## Aim of the task
Each entry below should be echoed exactly, with pictures omitted.

## Records provided
----------------
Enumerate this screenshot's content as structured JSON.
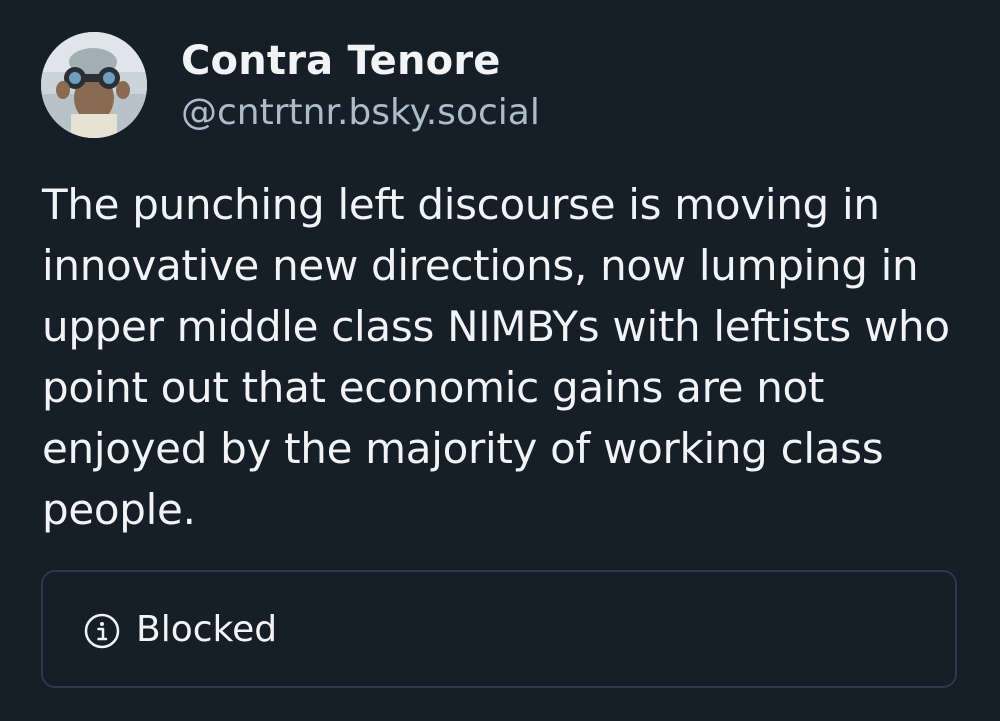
{
  "author": {
    "display_name": "Contra Tenore",
    "handle": "@cntrtnr.bsky.social",
    "avatar_icon": "avatar-person-with-binoculars"
  },
  "post": {
    "text": "The punching left discourse is moving in innovative new directions, now lumping in upper middle class NIMBYs with leftists who point out that economic gains are not enjoyed by the majority of working class people."
  },
  "embed": {
    "status_icon": "info-icon",
    "status_label": "Blocked"
  },
  "colors": {
    "background": "#161e27",
    "text_primary": "#f1f3f5",
    "text_secondary": "#aebbc9",
    "card_border": "#2e3a47"
  }
}
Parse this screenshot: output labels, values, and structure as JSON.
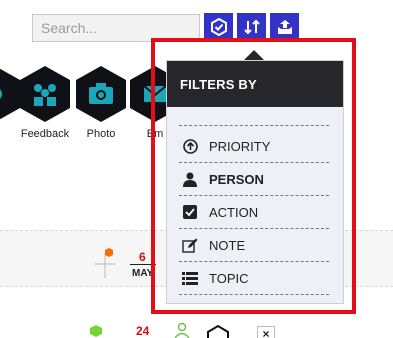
{
  "search": {
    "placeholder": "Search..."
  },
  "toolbar": {
    "buttons": [
      {
        "icon": "shield-check-icon"
      },
      {
        "icon": "sort-icon"
      },
      {
        "icon": "upload-box-icon"
      }
    ],
    "accent": "#3433c8"
  },
  "apps": [
    {
      "label": "",
      "icon": "partial-app-icon"
    },
    {
      "label": "Feedback",
      "icon": "feedback-icon"
    },
    {
      "label": "Photo",
      "icon": "camera-icon"
    },
    {
      "label": "Em",
      "icon": "email-icon"
    }
  ],
  "dropdown": {
    "header": "FILTERS BY",
    "items": [
      {
        "label": "PRIORITY",
        "icon": "arrow-up-circle-icon",
        "bold": false
      },
      {
        "label": "PERSON",
        "icon": "person-icon",
        "bold": true
      },
      {
        "label": "ACTION",
        "icon": "checkbox-icon",
        "bold": false
      },
      {
        "label": "NOTE",
        "icon": "edit-icon",
        "bold": false
      },
      {
        "label": "TOPIC",
        "icon": "list-icon",
        "bold": false
      }
    ]
  },
  "content": {
    "date_day": "6",
    "date_month": "MAY",
    "count": "24",
    "close_label": "×"
  },
  "colors": {
    "highlight": "#e30f16",
    "teal": "#1aa7b8",
    "date_red": "#d21010"
  }
}
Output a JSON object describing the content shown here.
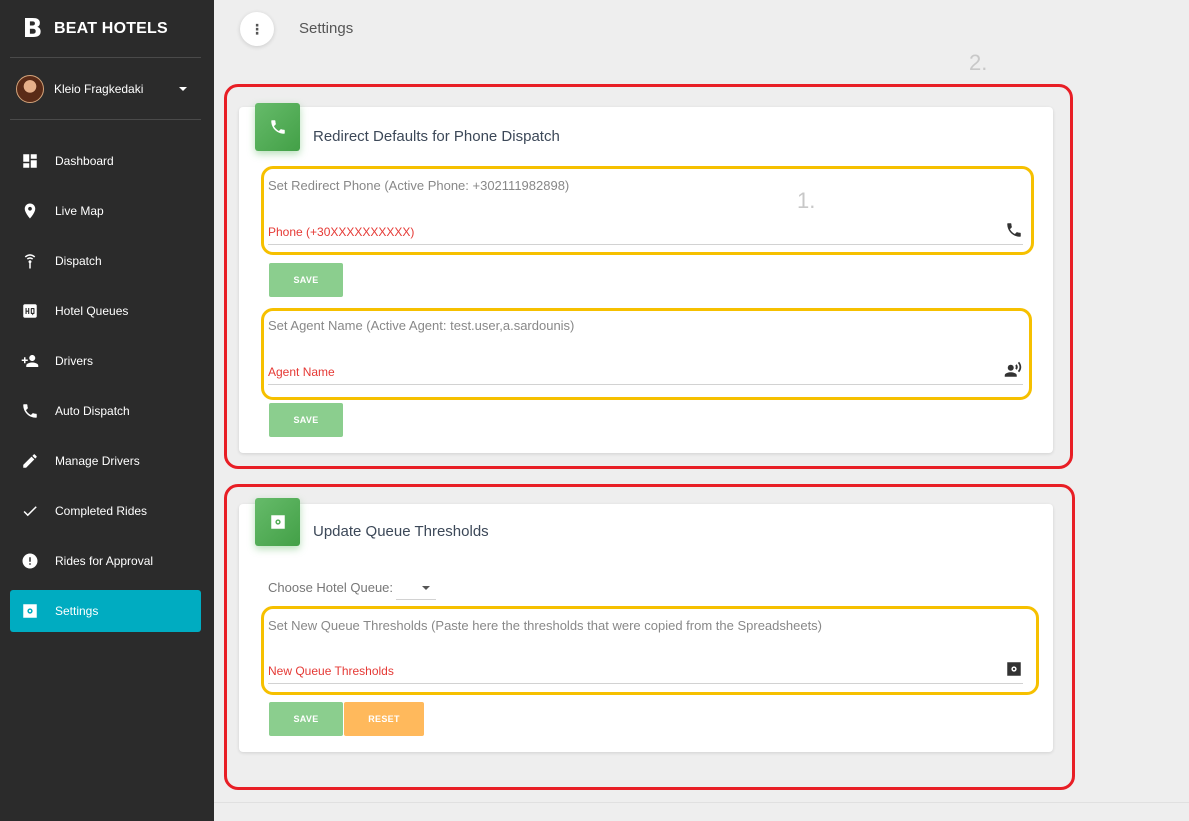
{
  "brand": {
    "logo": "B",
    "name": "BEAT HOTELS"
  },
  "user": {
    "name": "Kleio Fragkedaki"
  },
  "nav": {
    "items": [
      {
        "label": "Dashboard",
        "icon": "dashboard-icon"
      },
      {
        "label": "Live Map",
        "icon": "location-pin-icon"
      },
      {
        "label": "Dispatch",
        "icon": "dispatch-icon"
      },
      {
        "label": "Hotel Queues",
        "icon": "hq-icon"
      },
      {
        "label": "Drivers",
        "icon": "person-add-icon"
      },
      {
        "label": "Auto Dispatch",
        "icon": "phone-icon"
      },
      {
        "label": "Manage Drivers",
        "icon": "pencil-icon"
      },
      {
        "label": "Completed Rides",
        "icon": "check-icon"
      },
      {
        "label": "Rides for Approval",
        "icon": "alert-icon"
      },
      {
        "label": "Settings",
        "icon": "settings-icon",
        "active": true
      }
    ]
  },
  "header": {
    "menu": "⋮",
    "title": "Settings"
  },
  "annotations": {
    "one": "1.",
    "two": "2."
  },
  "redirect_card": {
    "title": "Redirect Defaults for Phone Dispatch",
    "phone": {
      "label": "Set Redirect Phone (Active Phone: +302111982898)",
      "placeholder": "Phone (+30XXXXXXXXXX)",
      "save": "SAVE"
    },
    "agent": {
      "label": "Set Agent Name (Active Agent: test.user,a.sardounis)",
      "placeholder": "Agent Name",
      "save": "SAVE"
    }
  },
  "queue_card": {
    "title": "Update Queue Thresholds",
    "choose_label": "Choose Hotel Queue:",
    "thresholds": {
      "label": "Set New Queue Thresholds (Paste here the thresholds that were copied from the Spreadsheets)",
      "placeholder": "New Queue Thresholds"
    },
    "save": "SAVE",
    "reset": "RESET"
  },
  "colors": {
    "sidebar": "#2b2b2b",
    "active_nav": "#00acc1",
    "card_icon": "#4caf50",
    "save_button": "#8bce8e",
    "reset_button": "#ffb95c",
    "placeholder_text": "#e53935",
    "red_outline": "#e81e25",
    "yellow_outline": "#f6c000"
  }
}
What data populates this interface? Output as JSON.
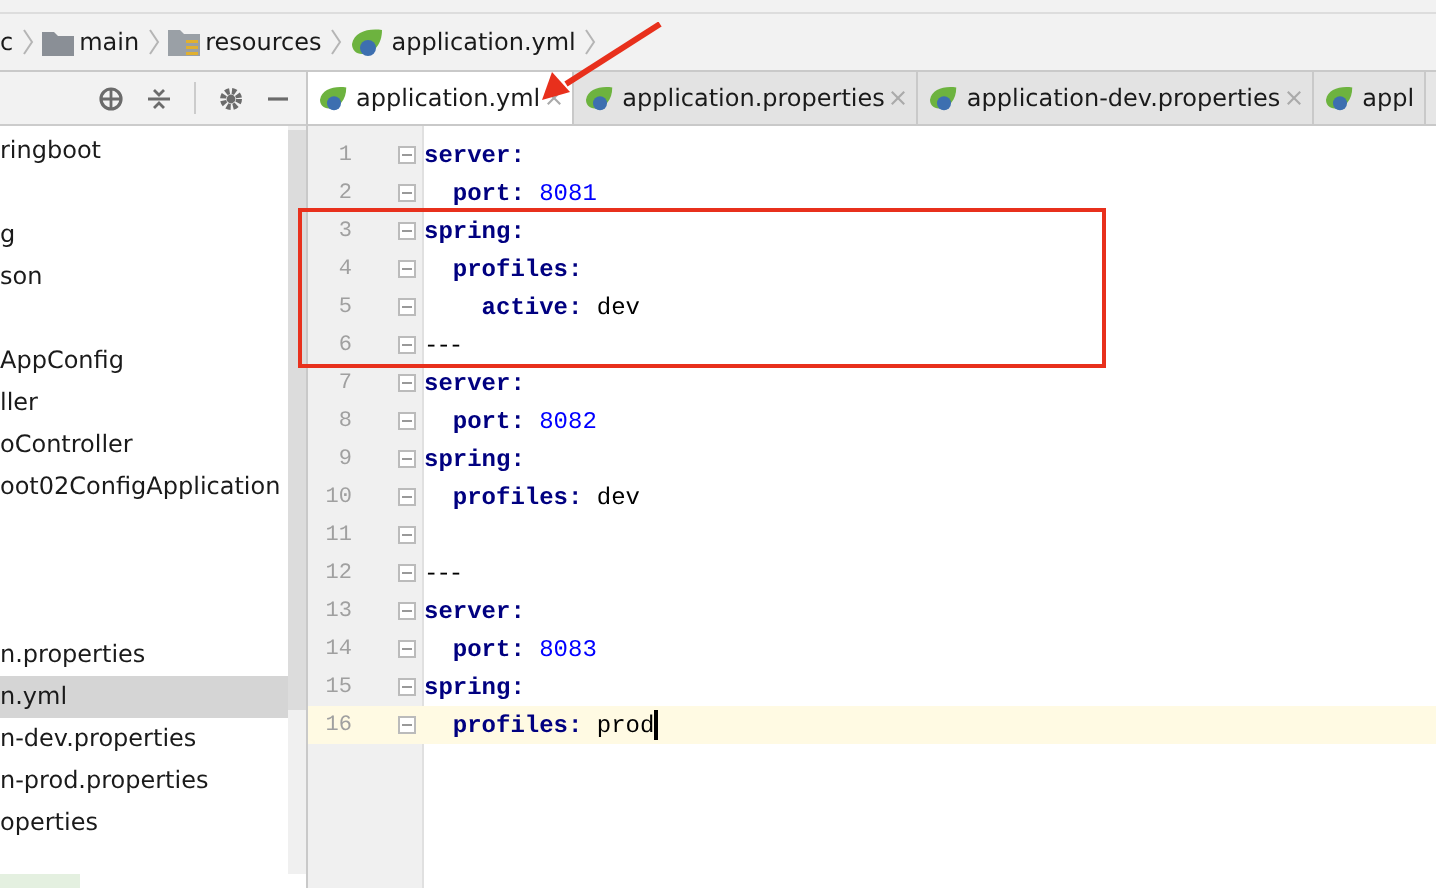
{
  "breadcrumb": [
    {
      "label": "c"
    },
    {
      "label": "main"
    },
    {
      "label": "resources"
    },
    {
      "label": "application.yml"
    }
  ],
  "project_tree": {
    "items": [
      {
        "label": "ringboot",
        "selected": false
      },
      {
        "selected": false
      },
      {
        "label": "g",
        "selected": false
      },
      {
        "label": "son",
        "selected": false
      },
      {
        "selected": false
      },
      {
        "label": "AppConfig",
        "selected": false
      },
      {
        "label": "ller",
        "selected": false
      },
      {
        "label": "oController",
        "selected": false
      },
      {
        "label": "oot02ConfigApplication",
        "selected": false
      },
      {
        "selected": false
      },
      {
        "selected": false
      },
      {
        "selected": false
      },
      {
        "label": "n.properties",
        "selected": false
      },
      {
        "label": "n.yml",
        "selected": true
      },
      {
        "label": "n-dev.properties",
        "selected": false
      },
      {
        "label": "n-prod.properties",
        "selected": false
      },
      {
        "label": "operties",
        "selected": false
      }
    ]
  },
  "tabs": [
    {
      "label": "application.yml",
      "selected": true,
      "closable": true
    },
    {
      "label": "application.properties",
      "selected": false,
      "closable": true
    },
    {
      "label": "application-dev.properties",
      "selected": false,
      "closable": true
    },
    {
      "label": "appl",
      "selected": false,
      "closable": false
    }
  ],
  "editor": {
    "lines": [
      {
        "number": "1",
        "kind": "key",
        "key": "server:"
      },
      {
        "number": "2",
        "kind": "number",
        "key": "  port:",
        "value": "8081"
      },
      {
        "number": "3",
        "kind": "key",
        "key": "spring:"
      },
      {
        "number": "4",
        "kind": "key",
        "key": "  profiles:"
      },
      {
        "number": "5",
        "kind": "string",
        "key": "    active:",
        "value": "dev"
      },
      {
        "number": "6",
        "kind": "separator",
        "text": "---"
      },
      {
        "number": "7",
        "kind": "key",
        "key": "server:"
      },
      {
        "number": "8",
        "kind": "number",
        "key": "  port:",
        "value": "8082"
      },
      {
        "number": "9",
        "kind": "key",
        "key": "spring:"
      },
      {
        "number": "10",
        "kind": "string",
        "key": "  profiles:",
        "value": "dev"
      },
      {
        "number": "11",
        "kind": "blank"
      },
      {
        "number": "12",
        "kind": "separator",
        "text": "---"
      },
      {
        "number": "13",
        "kind": "key",
        "key": "server:"
      },
      {
        "number": "14",
        "kind": "number",
        "key": "  port:",
        "value": "8083"
      },
      {
        "number": "15",
        "kind": "key",
        "key": "spring:"
      },
      {
        "number": "16",
        "kind": "string",
        "key": "  profiles:",
        "value": "prod",
        "current": true
      }
    ]
  }
}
----------------
## Result for this task
Enumerate this screenshot's content as structured JSON.
{
  "author": {
    "display_name": "Contra Tenore",
    "handle": "@cntrtnr.bsky.social",
    "avatar_icon": "avatar-person-with-binoculars"
  },
  "post": {
    "text": "The punching left discourse is moving in innovative new directions, now lumping in upper middle class NIMBYs with leftists who point out that economic gains are not enjoyed by the majority of working class people."
  },
  "embed": {
    "status_icon": "info-icon",
    "status_label": "Blocked"
  },
  "colors": {
    "background": "#161e27",
    "text_primary": "#f1f3f5",
    "text_secondary": "#aebbc9",
    "card_border": "#2e3a47"
  }
}
Parse this screenshot: output labels, values, and structure as JSON.
{
  "search": {
    "placeholder": "Search..."
  },
  "toolbar": {
    "buttons": [
      {
        "icon": "shield-check-icon"
      },
      {
        "icon": "sort-icon"
      },
      {
        "icon": "upload-box-icon"
      }
    ],
    "accent": "#3433c8"
  },
  "apps": [
    {
      "label": "",
      "icon": "partial-app-icon"
    },
    {
      "label": "Feedback",
      "icon": "feedback-icon"
    },
    {
      "label": "Photo",
      "icon": "camera-icon"
    },
    {
      "label": "Em",
      "icon": "email-icon"
    }
  ],
  "dropdown": {
    "header": "FILTERS BY",
    "items": [
      {
        "label": "PRIORITY",
        "icon": "arrow-up-circle-icon",
        "bold": false
      },
      {
        "label": "PERSON",
        "icon": "person-icon",
        "bold": true
      },
      {
        "label": "ACTION",
        "icon": "checkbox-icon",
        "bold": false
      },
      {
        "label": "NOTE",
        "icon": "edit-icon",
        "bold": false
      },
      {
        "label": "TOPIC",
        "icon": "list-icon",
        "bold": false
      }
    ]
  },
  "content": {
    "date_day": "6",
    "date_month": "MAY",
    "count": "24",
    "close_label": "×"
  },
  "colors": {
    "highlight": "#e30f16",
    "teal": "#1aa7b8",
    "date_red": "#d21010"
  }
}
Output a JSON object describing the content shown here.
{
  "brand": {
    "logo": "B",
    "name": "BEAT HOTELS"
  },
  "user": {
    "name": "Kleio Fragkedaki"
  },
  "nav": {
    "items": [
      {
        "label": "Dashboard",
        "icon": "dashboard-icon"
      },
      {
        "label": "Live Map",
        "icon": "location-pin-icon"
      },
      {
        "label": "Dispatch",
        "icon": "dispatch-icon"
      },
      {
        "label": "Hotel Queues",
        "icon": "hq-icon"
      },
      {
        "label": "Drivers",
        "icon": "person-add-icon"
      },
      {
        "label": "Auto Dispatch",
        "icon": "phone-icon"
      },
      {
        "label": "Manage Drivers",
        "icon": "pencil-icon"
      },
      {
        "label": "Completed Rides",
        "icon": "check-icon"
      },
      {
        "label": "Rides for Approval",
        "icon": "alert-icon"
      },
      {
        "label": "Settings",
        "icon": "settings-icon",
        "active": true
      }
    ]
  },
  "header": {
    "menu": "⋮",
    "title": "Settings"
  },
  "annotations": {
    "one": "1.",
    "two": "2."
  },
  "redirect_card": {
    "title": "Redirect Defaults for Phone Dispatch",
    "phone": {
      "label": "Set Redirect Phone (Active Phone: +302111982898)",
      "placeholder": "Phone (+30XXXXXXXXXX)",
      "save": "SAVE"
    },
    "agent": {
      "label": "Set Agent Name (Active Agent: test.user,a.sardounis)",
      "placeholder": "Agent Name",
      "save": "SAVE"
    }
  },
  "queue_card": {
    "title": "Update Queue Thresholds",
    "choose_label": "Choose Hotel Queue:",
    "thresholds": {
      "label": "Set New Queue Thresholds (Paste here the thresholds that were copied from the Spreadsheets)",
      "placeholder": "New Queue Thresholds"
    },
    "save": "SAVE",
    "reset": "RESET"
  },
  "colors": {
    "sidebar": "#2b2b2b",
    "active_nav": "#00acc1",
    "card_icon": "#4caf50",
    "save_button": "#8bce8e",
    "reset_button": "#ffb95c",
    "placeholder_text": "#e53935",
    "red_outline": "#e81e25",
    "yellow_outline": "#f6c000"
  }
}
What data populates this interface? Output as JSON.
{
  "breadcrumb": [
    {
      "label": "c"
    },
    {
      "label": "main"
    },
    {
      "label": "resources"
    },
    {
      "label": "application.yml"
    }
  ],
  "project_tree": {
    "items": [
      {
        "label": "ringboot",
        "selected": false
      },
      {
        "selected": false
      },
      {
        "label": "g",
        "selected": false
      },
      {
        "label": "son",
        "selected": false
      },
      {
        "selected": false
      },
      {
        "label": "AppConfig",
        "selected": false
      },
      {
        "label": "ller",
        "selected": false
      },
      {
        "label": "oController",
        "selected": false
      },
      {
        "label": "oot02ConfigApplication",
        "selected": false
      },
      {
        "selected": false
      },
      {
        "selected": false
      },
      {
        "selected": false
      },
      {
        "label": "n.properties",
        "selected": false
      },
      {
        "label": "n.yml",
        "selected": true
      },
      {
        "label": "n-dev.properties",
        "selected": false
      },
      {
        "label": "n-prod.properties",
        "selected": false
      },
      {
        "label": "operties",
        "selected": false
      }
    ]
  },
  "tabs": [
    {
      "label": "application.yml",
      "selected": true,
      "closable": true
    },
    {
      "label": "application.properties",
      "selected": false,
      "closable": true
    },
    {
      "label": "application-dev.properties",
      "selected": false,
      "closable": true
    },
    {
      "label": "appl",
      "selected": false,
      "closable": false
    }
  ],
  "editor": {
    "lines": [
      {
        "number": "1",
        "kind": "key",
        "key": "server:"
      },
      {
        "number": "2",
        "kind": "number",
        "key": "  port:",
        "value": "8081"
      },
      {
        "number": "3",
        "kind": "key",
        "key": "spring:"
      },
      {
        "number": "4",
        "kind": "key",
        "key": "  profiles:"
      },
      {
        "number": "5",
        "kind": "string",
        "key": "    active:",
        "value": "dev"
      },
      {
        "number": "6",
        "kind": "separator",
        "text": "---"
      },
      {
        "number": "7",
        "kind": "key",
        "key": "server:"
      },
      {
        "number": "8",
        "kind": "number",
        "key": "  port:",
        "value": "8082"
      },
      {
        "number": "9",
        "kind": "key",
        "key": "spring:"
      },
      {
        "number": "10",
        "kind": "string",
        "key": "  profiles:",
        "value": "dev"
      },
      {
        "number": "11",
        "kind": "blank"
      },
      {
        "number": "12",
        "kind": "separator",
        "text": "---"
      },
      {
        "number": "13",
        "kind": "key",
        "key": "server:"
      },
      {
        "number": "14",
        "kind": "number",
        "key": "  port:",
        "value": "8083"
      },
      {
        "number": "15",
        "kind": "key",
        "key": "spring:"
      },
      {
        "number": "16",
        "kind": "string",
        "key": "  profiles:",
        "value": "prod",
        "current": true
      }
    ]
  }
}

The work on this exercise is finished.